• **TASK OBJECTIVE**
Reproduce all of the listing below without alteration.

• **Part of a data file**
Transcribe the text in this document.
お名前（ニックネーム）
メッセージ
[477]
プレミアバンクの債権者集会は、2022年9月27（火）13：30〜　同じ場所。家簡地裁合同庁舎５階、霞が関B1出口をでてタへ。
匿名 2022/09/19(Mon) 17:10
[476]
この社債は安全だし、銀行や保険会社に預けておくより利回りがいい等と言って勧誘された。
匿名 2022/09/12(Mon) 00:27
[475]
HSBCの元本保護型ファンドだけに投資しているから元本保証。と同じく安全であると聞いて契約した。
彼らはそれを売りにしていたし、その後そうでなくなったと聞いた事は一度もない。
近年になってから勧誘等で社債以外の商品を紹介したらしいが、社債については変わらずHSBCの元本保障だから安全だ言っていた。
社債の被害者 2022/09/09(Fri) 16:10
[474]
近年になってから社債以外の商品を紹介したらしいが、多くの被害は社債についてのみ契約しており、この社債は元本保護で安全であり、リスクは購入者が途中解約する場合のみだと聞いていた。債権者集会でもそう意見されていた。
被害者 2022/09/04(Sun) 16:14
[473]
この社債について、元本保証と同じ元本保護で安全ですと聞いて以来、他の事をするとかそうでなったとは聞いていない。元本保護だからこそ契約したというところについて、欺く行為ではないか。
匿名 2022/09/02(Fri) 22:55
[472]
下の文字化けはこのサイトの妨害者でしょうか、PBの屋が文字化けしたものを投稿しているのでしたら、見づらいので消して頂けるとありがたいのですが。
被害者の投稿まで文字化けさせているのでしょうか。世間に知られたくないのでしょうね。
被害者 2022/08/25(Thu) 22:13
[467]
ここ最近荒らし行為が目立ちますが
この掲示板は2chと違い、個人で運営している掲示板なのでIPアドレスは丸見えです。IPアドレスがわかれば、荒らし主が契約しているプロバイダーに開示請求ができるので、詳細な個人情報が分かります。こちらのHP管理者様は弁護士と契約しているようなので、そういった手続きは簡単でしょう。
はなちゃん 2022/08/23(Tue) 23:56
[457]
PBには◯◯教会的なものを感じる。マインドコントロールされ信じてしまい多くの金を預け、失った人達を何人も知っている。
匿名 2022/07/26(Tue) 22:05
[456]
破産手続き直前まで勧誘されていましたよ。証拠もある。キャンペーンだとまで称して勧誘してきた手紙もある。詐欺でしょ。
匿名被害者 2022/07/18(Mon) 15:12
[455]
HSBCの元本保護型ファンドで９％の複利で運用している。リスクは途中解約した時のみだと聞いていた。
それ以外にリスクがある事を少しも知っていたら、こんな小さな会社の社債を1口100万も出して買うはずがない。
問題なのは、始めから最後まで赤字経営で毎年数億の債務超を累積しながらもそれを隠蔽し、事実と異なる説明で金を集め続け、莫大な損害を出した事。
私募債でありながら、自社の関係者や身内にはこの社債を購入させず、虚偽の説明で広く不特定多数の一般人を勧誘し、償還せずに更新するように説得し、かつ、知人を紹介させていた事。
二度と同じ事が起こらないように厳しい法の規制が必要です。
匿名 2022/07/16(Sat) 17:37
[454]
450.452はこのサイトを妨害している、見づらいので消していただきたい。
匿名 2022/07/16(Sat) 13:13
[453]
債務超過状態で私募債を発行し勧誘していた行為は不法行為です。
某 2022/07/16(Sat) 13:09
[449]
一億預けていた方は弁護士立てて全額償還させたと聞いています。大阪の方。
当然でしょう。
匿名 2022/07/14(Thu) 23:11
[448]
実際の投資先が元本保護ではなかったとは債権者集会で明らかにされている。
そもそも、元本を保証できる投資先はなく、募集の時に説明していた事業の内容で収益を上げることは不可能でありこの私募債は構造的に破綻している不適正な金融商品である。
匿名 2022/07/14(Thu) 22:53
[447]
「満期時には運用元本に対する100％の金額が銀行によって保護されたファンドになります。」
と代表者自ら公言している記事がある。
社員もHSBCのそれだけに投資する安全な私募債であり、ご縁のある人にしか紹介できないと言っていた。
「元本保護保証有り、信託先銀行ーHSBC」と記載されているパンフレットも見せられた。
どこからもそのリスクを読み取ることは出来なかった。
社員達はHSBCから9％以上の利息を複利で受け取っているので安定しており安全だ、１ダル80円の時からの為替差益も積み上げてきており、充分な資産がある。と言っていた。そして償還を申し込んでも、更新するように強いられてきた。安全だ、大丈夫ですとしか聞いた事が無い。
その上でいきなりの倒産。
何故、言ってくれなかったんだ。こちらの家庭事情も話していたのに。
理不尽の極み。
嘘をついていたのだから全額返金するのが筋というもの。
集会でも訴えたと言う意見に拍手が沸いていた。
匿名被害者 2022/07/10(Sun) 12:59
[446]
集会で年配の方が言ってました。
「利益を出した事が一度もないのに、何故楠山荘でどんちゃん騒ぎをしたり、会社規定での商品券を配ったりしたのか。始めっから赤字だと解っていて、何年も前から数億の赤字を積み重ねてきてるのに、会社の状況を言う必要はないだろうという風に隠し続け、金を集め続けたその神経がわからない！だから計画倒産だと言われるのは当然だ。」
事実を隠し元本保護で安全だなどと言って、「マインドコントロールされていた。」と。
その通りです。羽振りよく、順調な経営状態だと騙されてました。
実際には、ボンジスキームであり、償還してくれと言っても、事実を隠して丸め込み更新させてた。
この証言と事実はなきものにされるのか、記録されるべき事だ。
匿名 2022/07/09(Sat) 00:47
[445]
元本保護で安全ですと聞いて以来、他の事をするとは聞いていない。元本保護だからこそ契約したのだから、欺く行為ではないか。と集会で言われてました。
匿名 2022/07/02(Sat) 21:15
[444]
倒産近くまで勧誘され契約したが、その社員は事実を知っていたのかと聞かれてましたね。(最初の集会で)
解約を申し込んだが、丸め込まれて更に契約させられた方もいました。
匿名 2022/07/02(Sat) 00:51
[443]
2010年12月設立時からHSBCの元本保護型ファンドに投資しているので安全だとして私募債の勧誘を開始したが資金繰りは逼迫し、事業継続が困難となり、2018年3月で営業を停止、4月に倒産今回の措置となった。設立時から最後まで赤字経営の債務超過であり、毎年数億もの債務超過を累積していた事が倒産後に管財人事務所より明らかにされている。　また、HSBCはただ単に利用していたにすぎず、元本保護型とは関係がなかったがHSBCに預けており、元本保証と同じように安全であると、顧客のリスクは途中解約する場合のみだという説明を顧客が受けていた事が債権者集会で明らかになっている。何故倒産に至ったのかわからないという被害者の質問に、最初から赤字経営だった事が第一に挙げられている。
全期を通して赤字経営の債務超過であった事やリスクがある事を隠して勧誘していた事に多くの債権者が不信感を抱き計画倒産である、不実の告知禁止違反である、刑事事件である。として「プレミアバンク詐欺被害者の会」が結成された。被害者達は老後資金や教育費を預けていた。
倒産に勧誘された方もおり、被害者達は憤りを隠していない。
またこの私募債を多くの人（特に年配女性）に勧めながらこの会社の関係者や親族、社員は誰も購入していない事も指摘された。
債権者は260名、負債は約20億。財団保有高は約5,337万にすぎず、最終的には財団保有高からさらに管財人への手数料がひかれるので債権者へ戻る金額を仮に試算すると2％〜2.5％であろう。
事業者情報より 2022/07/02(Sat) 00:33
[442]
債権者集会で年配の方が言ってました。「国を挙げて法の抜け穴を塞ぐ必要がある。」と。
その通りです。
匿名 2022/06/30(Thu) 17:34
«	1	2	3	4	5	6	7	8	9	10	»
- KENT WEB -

• **COMPLETE ANSWER**
Transcribe the text in this document.
お名前（ニックネーム）
メッセージ
[477]
プレミアバンクの債権者集会は、2022年9月27（火）13：30〜　同じ場所。家簡地裁合同庁舎５階、霞が関B1出口をでてタへ。
匿名 2022/09/19(Mon) 17:10
[476]
この社債は安全だし、銀行や保険会社に預けておくより利回りがいい等と言って勧誘された。
匿名 2022/09/12(Mon) 00:27
[475]
HSBCの元本保護型ファンドだけに投資しているから元本保証。と同じく安全であると聞いて契約した。
彼らはそれを売りにしていたし、その後そうでなくなったと聞いた事は一度もない。
近年になってから勧誘等で社債以外の商品を紹介したらしいが、社債については変わらずHSBCの元本保障だから安全だ言っていた。
社債の被害者 2022/09/09(Fri) 16:10
[474]
近年になってから社債以外の商品を紹介したらしいが、多くの被害は社債についてのみ契約しており、この社債は元本保護で安全であり、リスクは購入者が途中解約する場合のみだと聞いていた。債権者集会でもそう意見されていた。
被害者 2022/09/04(Sun) 16:14
[473]
この社債について、元本保証と同じ元本保護で安全ですと聞いて以来、他の事をするとかそうでなったとは聞いていない。元本保護だからこそ契約したというところについて、欺く行為ではないか。
匿名 2022/09/02(Fri) 22:55
[472]
下の文字化けはこのサイトの妨害者でしょうか、PBの屋が文字化けしたものを投稿しているのでしたら、見づらいので消して頂けるとありがたいのですが。
被害者の投稿まで文字化けさせているのでしょうか。世間に知られたくないのでしょうね。
被害者 2022/08/25(Thu) 22:13
[467]
ここ最近荒らし行為が目立ちますが
この掲示板は2chと違い、個人で運営している掲示板なのでIPアドレスは丸見えです。IPアドレスがわかれば、荒らし主が契約しているプロバイダーに開示請求ができるので、詳細な個人情報が分かります。こちらのHP管理者様は弁護士と契約しているようなので、そういった手続きは簡単でしょう。
はなちゃん 2022/08/23(Tue) 23:56
[457]
PBには◯◯教会的なものを感じる。マインドコントロールされ信じてしまい多くの金を預け、失った人達を何人も知っている。
匿名 2022/07/26(Tue) 22:05
[456]
破産手続き直前まで勧誘されていましたよ。証拠もある。キャンペーンだとまで称して勧誘してきた手紙もある。詐欺でしょ。
匿名被害者 2022/07/18(Mon) 15:12
[455]
HSBCの元本保護型ファンドで９％の複利で運用している。リスクは途中解約した時のみだと聞いていた。
それ以外にリスクがある事を少しも知っていたら、こんな小さな会社の社債を1口100万も出して買うはずがない。
問題なのは、始めから最後まで赤字経営で毎年数億の債務超を累積しながらもそれを隠蔽し、事実と異なる説明で金を集め続け、莫大な損害を出した事。
私募債でありながら、自社の関係者や身内にはこの社債を購入させず、虚偽の説明で広く不特定多数の一般人を勧誘し、償還せずに更新するように説得し、かつ、知人を紹介させていた事。
二度と同じ事が起こらないように厳しい法の規制が必要です。
匿名 2022/07/16(Sat) 17:37
[454]
450.452はこのサイトを妨害している、見づらいので消していただきたい。
匿名 2022/07/16(Sat) 13:13
[453]
債務超過状態で私募債を発行し勧誘していた行為は不法行為です。
某 2022/07/16(Sat) 13:09
[449]
一億預けていた方は弁護士立てて全額償還させたと聞いています。大阪の方。
当然でしょう。
匿名 2022/07/14(Thu) 23:11
[448]
実際の投資先が元本保護ではなかったとは債権者集会で明らかにされている。
そもそも、元本を保証できる投資先はなく、募集の時に説明していた事業の内容で収益を上げることは不可能でありこの私募債は構造的に破綻している不適正な金融商品である。
匿名 2022/07/14(Thu) 22:53
[447]
「満期時には運用元本に対する100％の金額が銀行によって保護されたファンドになります。」
と代表者自ら公言している記事がある。
社員もHSBCのそれだけに投資する安全な私募債であり、ご縁のある人にしか紹介できないと言っていた。
「元本保護保証有り、信託先銀行ーHSBC」と記載されているパンフレットも見せられた。
どこからもそのリスクを読み取ることは出来なかった。
社員達はHSBCから9％以上の利息を複利で受け取っているので安定しており安全だ、１ダル80円の時からの為替差益も積み上げてきており、充分な資産がある。と言っていた。そして償還を申し込んでも、更新するように強いられてきた。安全だ、大丈夫ですとしか聞いた事が無い。
その上でいきなりの倒産。
何故、言ってくれなかったんだ。こちらの家庭事情も話していたのに。
理不尽の極み。
嘘をついていたのだから全額返金するのが筋というもの。
集会でも訴えたと言う意見に拍手が沸いていた。
匿名被害者 2022/07/10(Sun) 12:59
[446]
集会で年配の方が言ってました。
「利益を出した事が一度もないのに、何故楠山荘でどんちゃん騒ぎをしたり、会社規定での商品券を配ったりしたのか。始めっから赤字だと解っていて、何年も前から数億の赤字を積み重ねてきてるのに、会社の状況を言う必要はないだろうという風に隠し続け、金を集め続けたその神経がわからない！だから計画倒産だと言われるのは当然だ。」
事実を隠し元本保護で安全だなどと言って、「マインドコントロールされていた。」と。
その通りです。羽振りよく、順調な経営状態だと騙されてました。
実際には、ボンジスキームであり、償還してくれと言っても、事実を隠して丸め込み更新させてた。
この証言と事実はなきものにされるのか、記録されるべき事だ。
匿名 2022/07/09(Sat) 00:47
[445]
元本保護で安全ですと聞いて以来、他の事をするとは聞いていない。元本保護だからこそ契約したのだから、欺く行為ではないか。と集会で言われてました。
匿名 2022/07/02(Sat) 21:15
[444]
倒産近くまで勧誘され契約したが、その社員は事実を知っていたのかと聞かれてましたね。(最初の集会で)
解約を申し込んだが、丸め込まれて更に契約させられた方もいました。
匿名 2022/07/02(Sat) 00:51
[443]
2010年12月設立時からHSBCの元本保護型ファンドに投資しているので安全だとして私募債の勧誘を開始したが資金繰りは逼迫し、事業継続が困難となり、2018年3月で営業を停止、4月に倒産今回の措置となった。設立時から最後まで赤字経営の債務超過であり、毎年数億もの債務超過を累積していた事が倒産後に管財人事務所より明らかにされている。　また、HSBCはただ単に利用していたにすぎず、元本保護型とは関係がなかったがHSBCに預けており、元本保証と同じように安全であると、顧客のリスクは途中解約する場合のみだという説明を顧客が受けていた事が債権者集会で明らかになっている。何故倒産に至ったのかわからないという被害者の質問に、最初から赤字経営だった事が第一に挙げられている。
全期を通して赤字経営の債務超過であった事やリスクがある事を隠して勧誘していた事に多くの債権者が不信感を抱き計画倒産である、不実の告知禁止違反である、刑事事件である。として「プレミアバンク詐欺被害者の会」が結成された。被害者達は老後資金や教育費を預けていた。
倒産に勧誘された方もおり、被害者達は憤りを隠していない。
またこの私募債を多くの人（特に年配女性）に勧めながらこの会社の関係者や親族、社員は誰も購入していない事も指摘された。
債権者は260名、負債は約20億。財団保有高は約5,337万にすぎず、最終的には財団保有高からさらに管財人への手数料がひかれるので債権者へ戻る金額を仮に試算すると2％〜2.5％であろう。
事業者情報より 2022/07/02(Sat) 00:33
[442]
債権者集会で年配の方が言ってました。「国を挙げて法の抜け穴を塞ぐ必要がある。」と。
その通りです。
匿名 2022/06/30(Thu) 17:34
«	1	2	3	4	5	6	7	8	9	10	»
- KENT WEB -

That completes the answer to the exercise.